#### Aim
List every line below that contains the word "VALIDADE".

#### Data lines
----
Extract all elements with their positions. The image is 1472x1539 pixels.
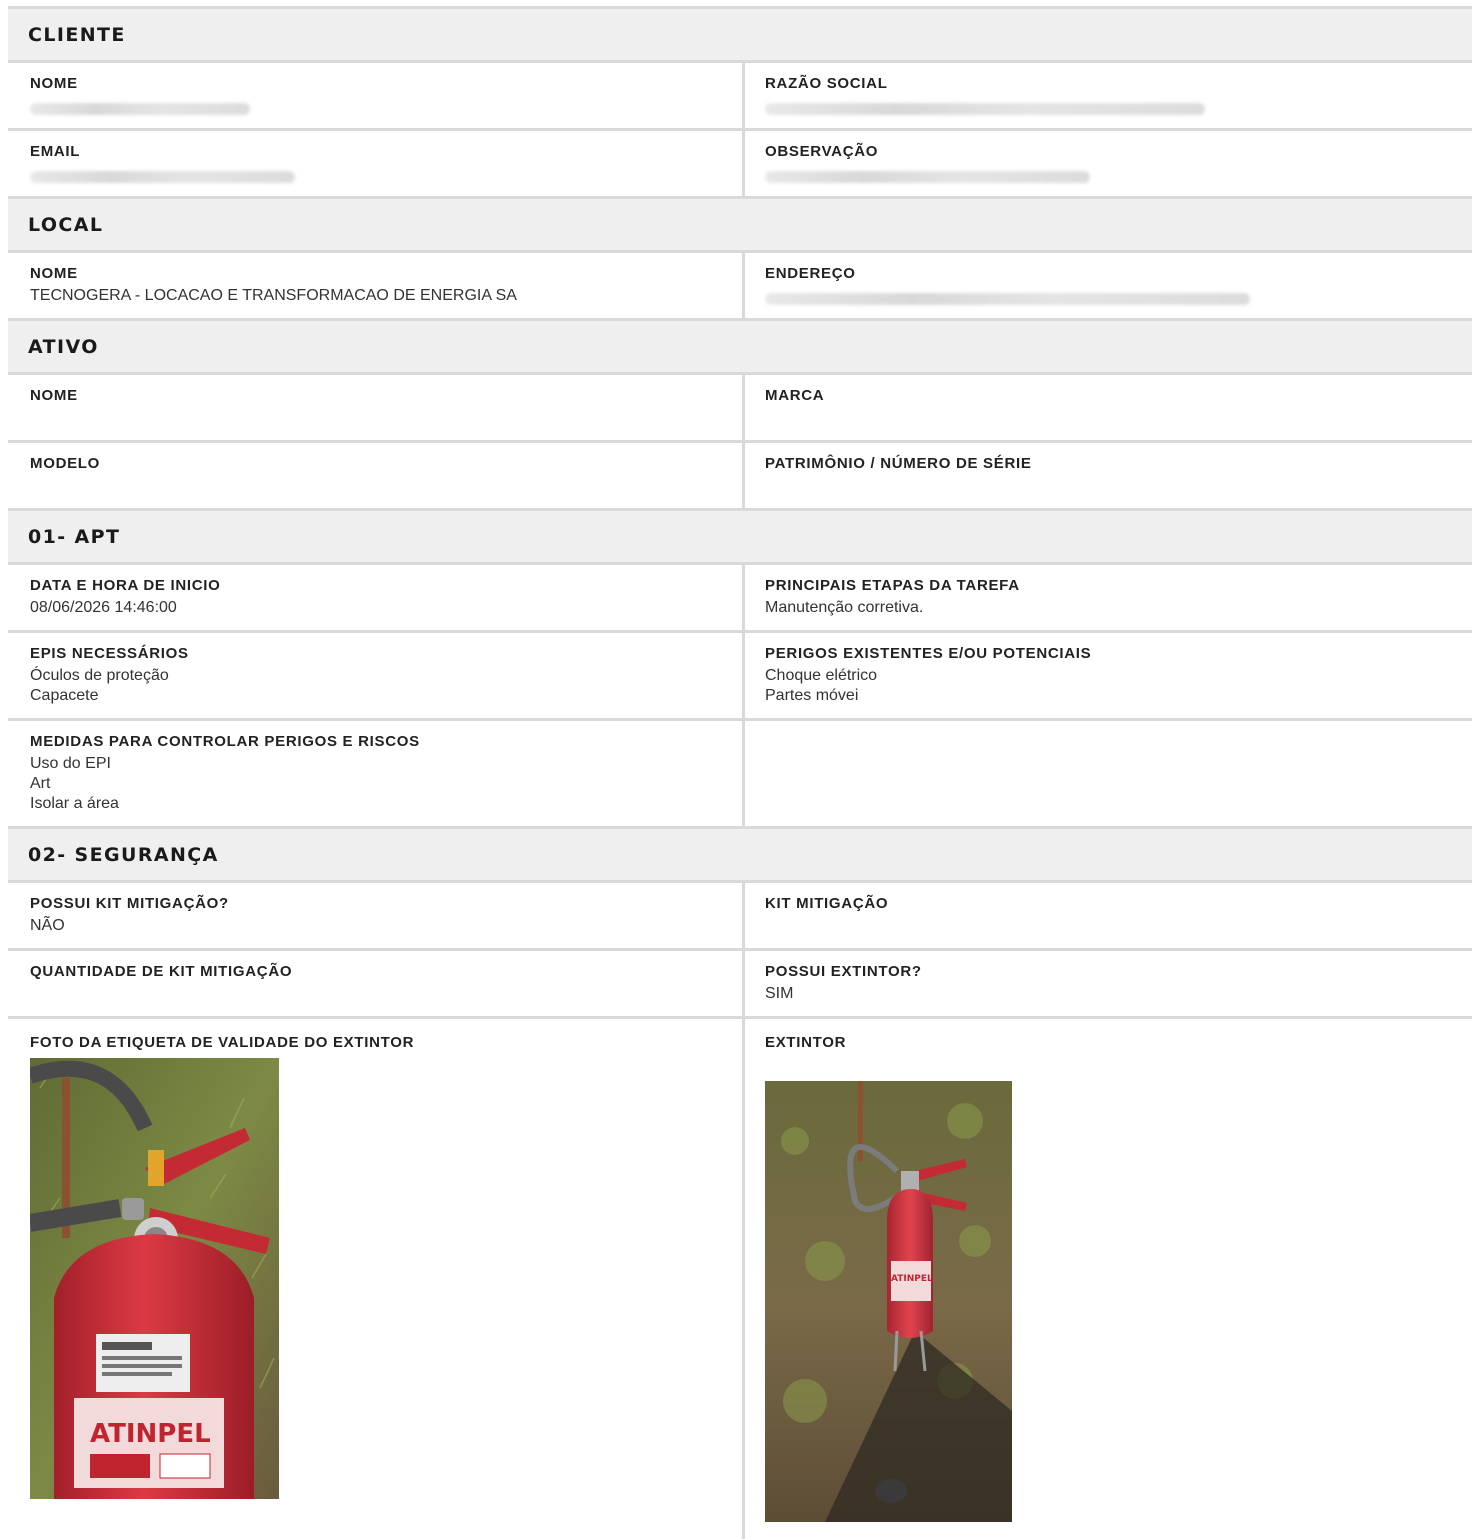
list-item: Óculos de proteção	[30, 667, 169, 684]
field-label: RAZÃO SOCIAL	[765, 75, 888, 92]
field-label: NOME	[30, 387, 78, 404]
section-title: 02- SEGURANÇA	[28, 843, 219, 866]
list-item: Isolar a área	[30, 795, 119, 812]
field-local-endereco: ENDEREÇO	[745, 253, 1472, 318]
field-medidas: MEDIDAS PARA CONTROLAR PERIGOS E RISCOS …	[8, 721, 745, 826]
list-item: Partes móvei	[765, 687, 859, 704]
row: MEDIDAS PARA CONTROLAR PERIGOS E RISCOS …	[8, 721, 1472, 829]
field-ativo-modelo: MODELO	[8, 443, 745, 508]
row: FOTO DA ETIQUETA DE VALIDADE DO EXTINTOR	[8, 1019, 1472, 1539]
field-cliente-nome: NOME	[8, 63, 745, 128]
photo-extinguisher-label[interactable]: ATINPEL	[30, 1058, 720, 1499]
field-label: MEDIDAS PARA CONTROLAR PERIGOS E RISCOS	[30, 733, 420, 750]
section-header-apt: 01- APT	[8, 511, 1472, 565]
field-principais-etapas: PRINCIPAIS ETAPAS DA TAREFA Manutenção c…	[745, 565, 1472, 630]
section-title: 01- APT	[28, 525, 121, 548]
field-label: POSSUI KIT MITIGAÇÃO?	[30, 895, 229, 912]
field-quantidade-kit: QUANTIDADE DE KIT MITIGAÇÃO	[8, 951, 745, 1016]
field-label: PRINCIPAIS ETAPAS DA TAREFA	[765, 577, 1020, 594]
field-label: ENDEREÇO	[765, 265, 856, 282]
field-value-list: Choque elétrico Partes móvei	[765, 666, 1450, 706]
list-item: Uso do EPI	[30, 755, 111, 772]
field-extintor: EXTINTOR ATINPEL	[745, 1019, 1472, 1539]
field-label: DATA E HORA DE INICIO	[30, 577, 221, 594]
row: QUANTIDADE DE KIT MITIGAÇÃO POSSUI EXTIN…	[8, 951, 1472, 1019]
row: NOME TECNOGERA - LOCACAO E TRANSFORMACAO…	[8, 253, 1472, 321]
field-label: NOME	[30, 75, 78, 92]
field-cliente-observacao: OBSERVAÇÃO	[745, 131, 1472, 196]
list-item: Choque elétrico	[765, 667, 878, 684]
list-item: Capacete	[30, 687, 99, 704]
field-value: TECNOGERA - LOCACAO E TRANSFORMACAO DE E…	[30, 287, 517, 304]
section-header-cliente: CLIENTE	[8, 9, 1472, 63]
section-header-ativo: ATIVO	[8, 321, 1472, 375]
field-cliente-razao-social: RAZÃO SOCIAL	[745, 63, 1472, 128]
extinguisher-field-image: ATINPEL	[765, 1081, 1012, 1522]
field-label: PATRIMÔNIO / NÚMERO DE SÉRIE	[765, 455, 1032, 472]
field-label: QUANTIDADE DE KIT MITIGAÇÃO	[30, 963, 293, 980]
field-label: MODELO	[30, 455, 101, 472]
section-title: LOCAL	[28, 213, 104, 236]
field-label: EXTINTOR	[765, 1034, 847, 1051]
field-label: PERIGOS EXISTENTES E/OU POTENCIAIS	[765, 645, 1092, 662]
field-value: 08/06/2026 14:46:00	[30, 599, 177, 616]
field-possui-kit: POSSUI KIT MITIGAÇÃO? NÃO	[8, 883, 745, 948]
redacted-value	[30, 103, 250, 115]
row: EMAIL OBSERVAÇÃO	[8, 131, 1472, 199]
redacted-value	[765, 171, 1090, 183]
field-ativo-patrimonio: PATRIMÔNIO / NÚMERO DE SÉRIE	[745, 443, 1472, 508]
row: POSSUI KIT MITIGAÇÃO? NÃO KIT MITIGAÇÃO	[8, 883, 1472, 951]
redacted-value	[765, 293, 1250, 305]
field-label: OBSERVAÇÃO	[765, 143, 879, 160]
row: MODELO PATRIMÔNIO / NÚMERO DE SÉRIE	[8, 443, 1472, 511]
svg-text:ATINPEL: ATINPEL	[90, 1419, 211, 1449]
field-local-nome: NOME TECNOGERA - LOCACAO E TRANSFORMACAO…	[8, 253, 745, 318]
field-ativo-nome: NOME	[8, 375, 745, 440]
photo-extinguisher[interactable]: ATINPEL	[765, 1081, 1450, 1522]
report: CLIENTE NOME RAZÃO SOCIAL EMAIL OBSERVAÇ…	[8, 6, 1472, 1539]
extinguisher-closeup-image: ATINPEL	[30, 1058, 279, 1499]
row: DATA E HORA DE INICIO 08/06/2026 14:46:0…	[8, 565, 1472, 633]
field-label: EPIS NECESSÁRIOS	[30, 645, 189, 662]
field-label: MARCA	[765, 387, 825, 404]
field-value: NÃO	[30, 917, 65, 934]
section-title: ATIVO	[28, 335, 99, 358]
list-item: Art	[30, 775, 51, 792]
redacted-value	[765, 103, 1205, 115]
row: NOME MARCA	[8, 375, 1472, 443]
section-header-local: LOCAL	[8, 199, 1472, 253]
svg-text:ATINPEL: ATINPEL	[891, 1274, 933, 1284]
field-value-list: Uso do EPI Art Isolar a área	[30, 754, 720, 814]
field-data-hora-inicio: DATA E HORA DE INICIO 08/06/2026 14:46:0…	[8, 565, 745, 630]
field-kit-mitigacao: KIT MITIGAÇÃO	[745, 883, 1472, 948]
field-label: NOME	[30, 265, 78, 282]
field-label: FOTO DA ETIQUETA DE VALIDADE DO EXTINTOR	[30, 1034, 415, 1051]
field-value: Manutenção corretiva.	[765, 599, 924, 616]
empty-cell	[745, 721, 1472, 826]
row: NOME RAZÃO SOCIAL	[8, 63, 1472, 131]
section-header-seguranca: 02- SEGURANÇA	[8, 829, 1472, 883]
field-value: SIM	[765, 985, 794, 1002]
field-epis-necessarios: EPIS NECESSÁRIOS Óculos de proteção Capa…	[8, 633, 745, 718]
field-value-list: Óculos de proteção Capacete	[30, 666, 720, 706]
row: EPIS NECESSÁRIOS Óculos de proteção Capa…	[8, 633, 1472, 721]
field-possui-extintor: POSSUI EXTINTOR? SIM	[745, 951, 1472, 1016]
field-foto-etiqueta: FOTO DA ETIQUETA DE VALIDADE DO EXTINTOR	[8, 1019, 745, 1539]
section-title: CLIENTE	[28, 23, 126, 46]
field-ativo-marca: MARCA	[745, 375, 1472, 440]
redacted-value	[30, 171, 295, 183]
field-label: EMAIL	[30, 143, 81, 160]
field-perigos: PERIGOS EXISTENTES E/OU POTENCIAIS Choqu…	[745, 633, 1472, 718]
field-label: KIT MITIGAÇÃO	[765, 895, 889, 912]
field-cliente-email: EMAIL	[8, 131, 745, 196]
field-label: POSSUI EXTINTOR?	[765, 963, 922, 980]
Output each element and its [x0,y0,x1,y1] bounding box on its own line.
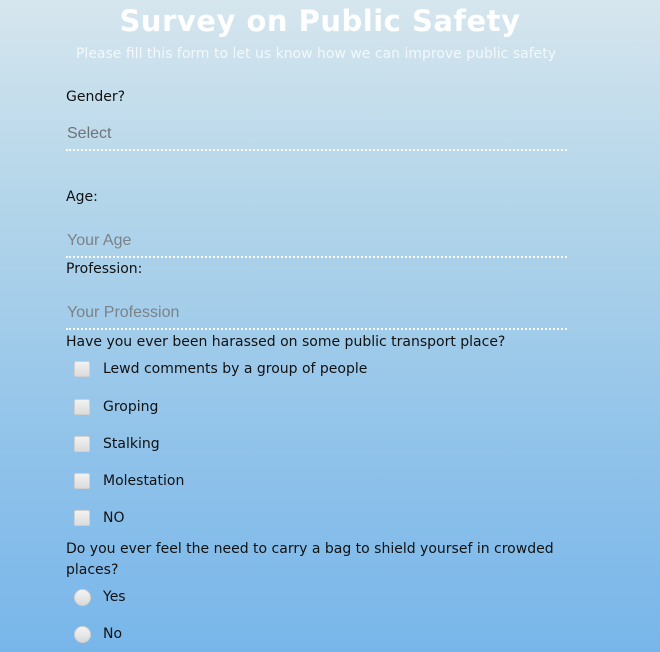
gender-label: Gender? [66,89,126,105]
harassment-option-stalking[interactable]: Stalking [74,434,160,454]
profession-label: Profession: [66,261,143,277]
harassment-option-no[interactable]: NO [74,508,125,528]
option-label: Groping [103,399,159,415]
bag-option-no[interactable]: No [74,624,122,644]
checkbox[interactable] [74,399,90,415]
checkbox[interactable] [74,361,90,377]
option-label: Yes [103,589,126,605]
harassment-option-lewd-comments[interactable]: Lewd comments by a group of people [74,359,367,379]
option-label: Stalking [103,436,160,452]
gender-select[interactable]: Select [66,123,567,151]
harassment-question: Have you ever been harassed on some publ… [66,334,506,350]
page-subtitle: Please fill this form to let us know how… [75,46,557,62]
age-label: Age: [66,189,98,205]
harassment-option-groping[interactable]: Groping [74,397,158,417]
bag-question: Do you ever feel the need to carry a bag… [66,541,554,578]
checkbox[interactable] [74,436,90,452]
option-label: Lewd comments by a group of people [103,361,368,377]
bag-option-yes[interactable]: Yes [74,587,126,607]
page-title: Survey on Public Safety [119,4,521,38]
option-label: Molestation [103,473,185,489]
option-label: NO [103,510,125,526]
age-input[interactable] [66,230,567,258]
checkbox[interactable] [74,510,90,526]
radio-button[interactable] [74,625,91,643]
checkbox[interactable] [74,473,90,489]
radio-button[interactable] [74,588,91,606]
harassment-option-molestation[interactable]: Molestation [74,471,184,491]
profession-input[interactable] [66,302,567,330]
option-label: No [103,626,123,642]
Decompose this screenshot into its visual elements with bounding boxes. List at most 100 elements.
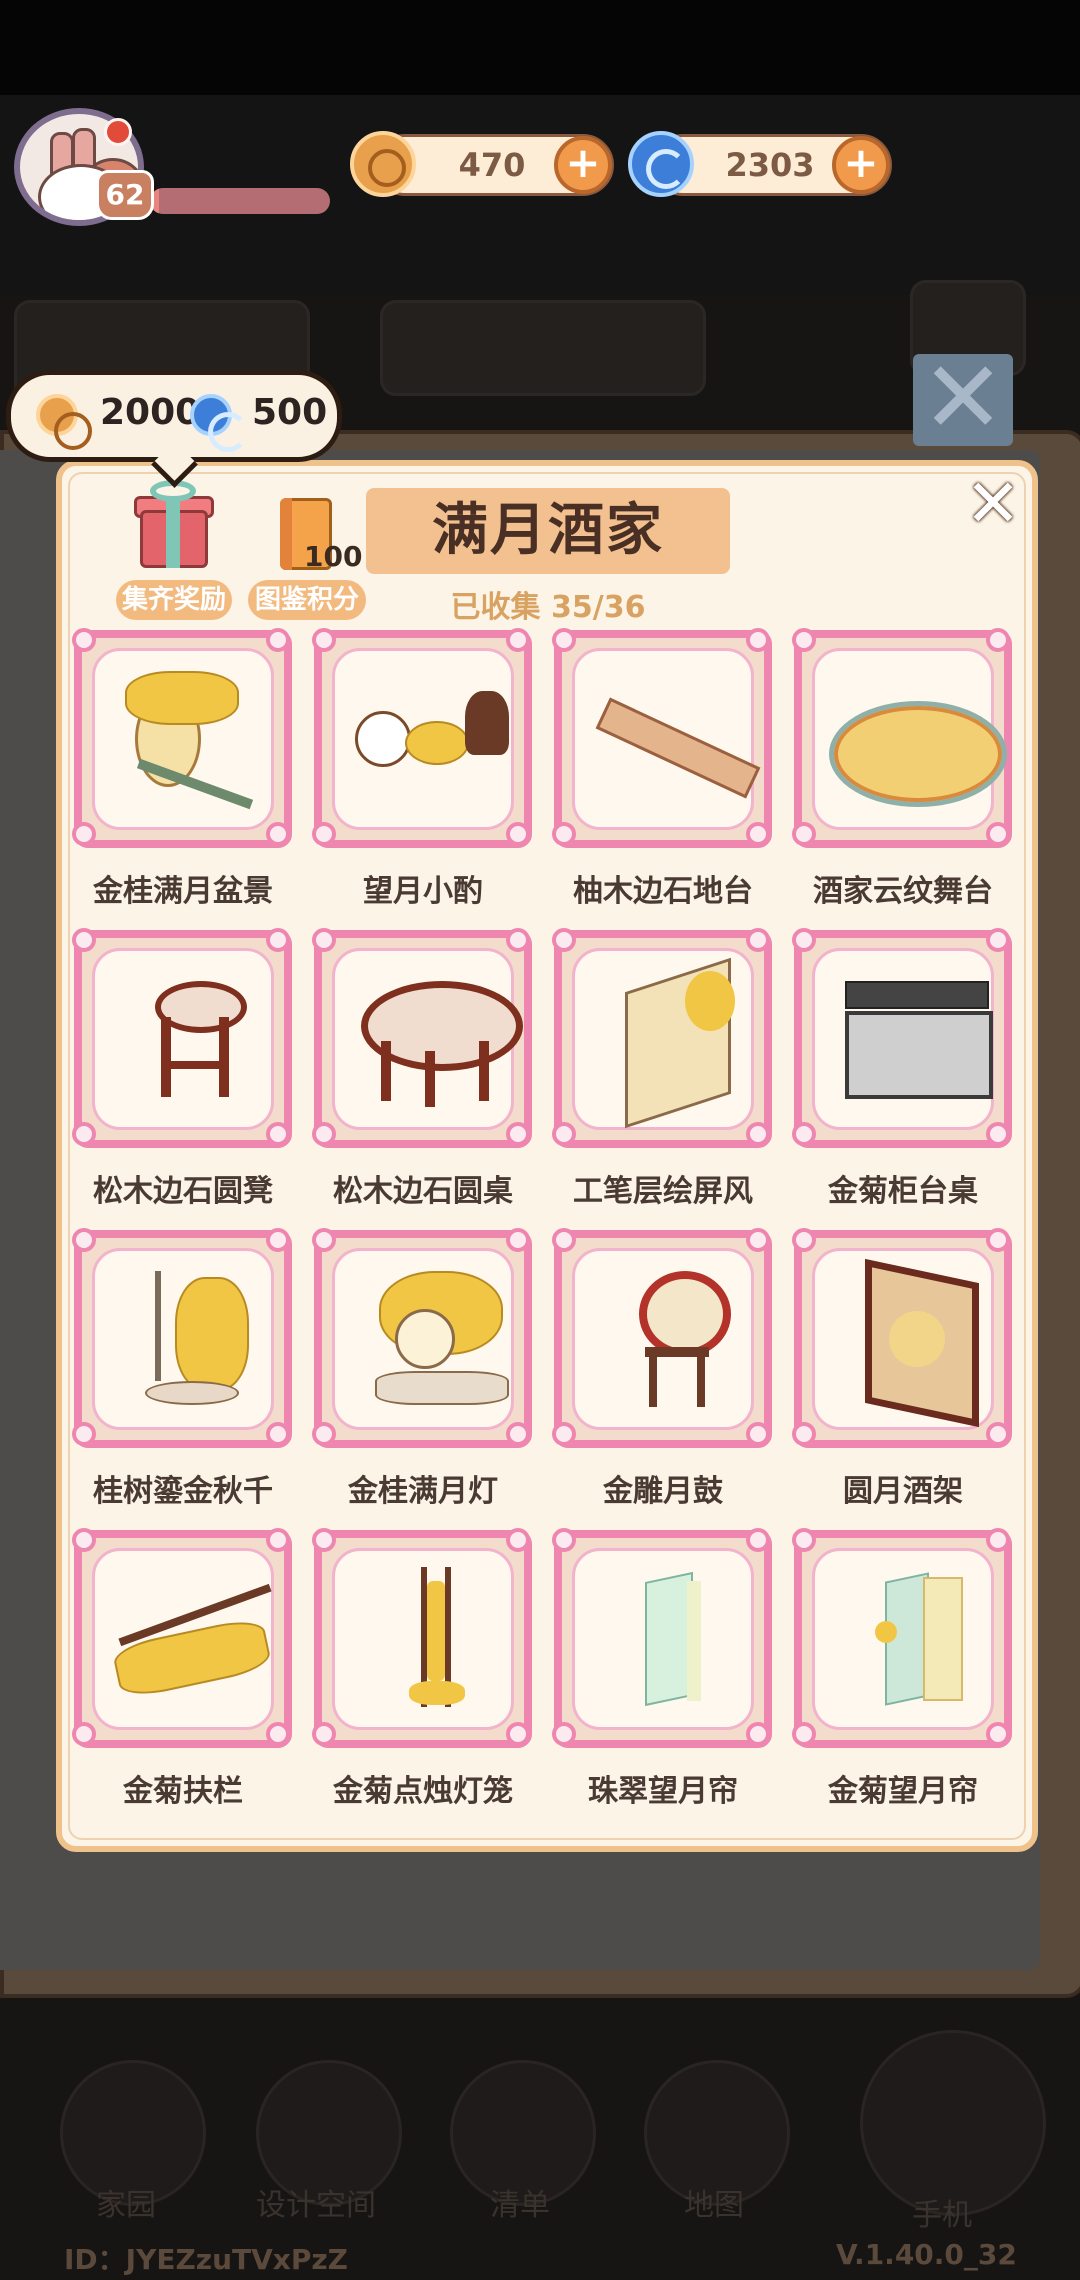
----
#### Exercise solution
row: FOTO DA ETIQUETA DE VALIDADE DO EXTINTOR	[8, 1019, 1472, 1539]
field-label: FOTO DA ETIQUETA DE VALIDADE DO EXTINTOR	[30, 1034, 415, 1051]
field-foto-etiqueta: FOTO DA ETIQUETA DE VALIDADE DO EXTINTOR	[8, 1019, 745, 1539]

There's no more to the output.